GIVEN REQUEST
Repeat all of the material below exactly as written, images excluded.

[Collection entries]
* * * * *

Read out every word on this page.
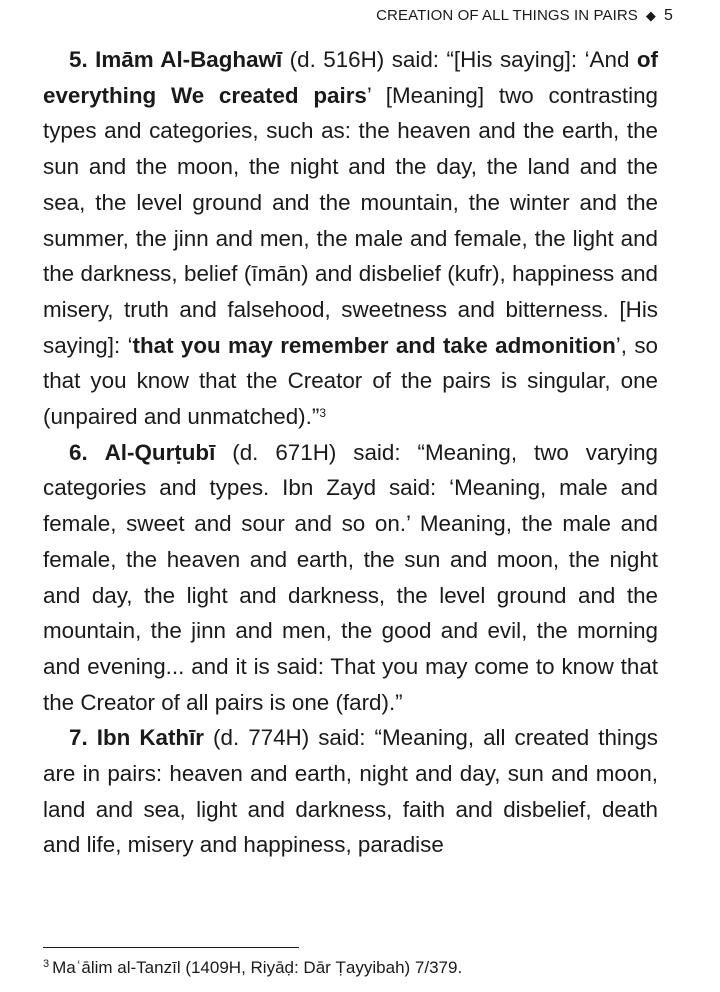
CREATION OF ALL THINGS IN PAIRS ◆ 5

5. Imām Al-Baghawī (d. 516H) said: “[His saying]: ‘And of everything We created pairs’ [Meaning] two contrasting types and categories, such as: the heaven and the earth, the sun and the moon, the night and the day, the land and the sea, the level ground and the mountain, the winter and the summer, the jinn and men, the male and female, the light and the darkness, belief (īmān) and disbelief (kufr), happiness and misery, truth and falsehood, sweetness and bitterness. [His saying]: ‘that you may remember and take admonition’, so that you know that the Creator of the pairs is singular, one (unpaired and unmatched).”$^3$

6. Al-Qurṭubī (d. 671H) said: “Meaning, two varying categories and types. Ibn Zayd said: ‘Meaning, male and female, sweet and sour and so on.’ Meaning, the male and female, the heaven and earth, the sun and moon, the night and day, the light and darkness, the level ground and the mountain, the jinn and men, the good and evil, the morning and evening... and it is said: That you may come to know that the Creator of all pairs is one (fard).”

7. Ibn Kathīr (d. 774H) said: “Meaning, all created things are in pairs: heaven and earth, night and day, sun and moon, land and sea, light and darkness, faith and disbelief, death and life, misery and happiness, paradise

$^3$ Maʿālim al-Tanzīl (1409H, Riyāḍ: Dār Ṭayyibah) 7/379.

* * * * *

TASK RESPONSE
Read out every word on this page.
CREATION OF ALL THINGS IN PAIRS ◆ 5

5. Imām Al-Baghawī (d. 516H) said: “[His saying]: ‘And of everything We created pairs’ [Meaning] two contrasting types and categories, such as: the heaven and the earth, the sun and the moon, the night and the day, the land and the sea, the level ground and the mountain, the winter and the summer, the jinn and men, the male and female, the light and the darkness, belief (īmān) and disbelief (kufr), happiness and misery, truth and falsehood, sweetness and bitterness. [His saying]: ‘that you may remember and take admonition’, so that you know that the Creator of the pairs is singular, one (unpaired and unmatched).”$^3$

6. Al-Qurṭubī (d. 671H) said: “Meaning, two varying categories and types. Ibn Zayd said: ‘Meaning, male and female, sweet and sour and so on.’ Meaning, the male and female, the heaven and earth, the sun and moon, the night and day, the light and darkness, the level ground and the mountain, the jinn and men, the good and evil, the morning and evening... and it is said: That you may come to know that the Creator of all pairs is one (fard).”

7. Ibn Kathīr (d. 774H) said: “Meaning, all created things are in pairs: heaven and earth, night and day, sun and moon, land and sea, light and darkness, faith and disbelief, death and life, misery and happiness, paradise

$^3$ Maʿālim al-Tanzīl (1409H, Riyāḍ: Dār Ṭayyibah) 7/379.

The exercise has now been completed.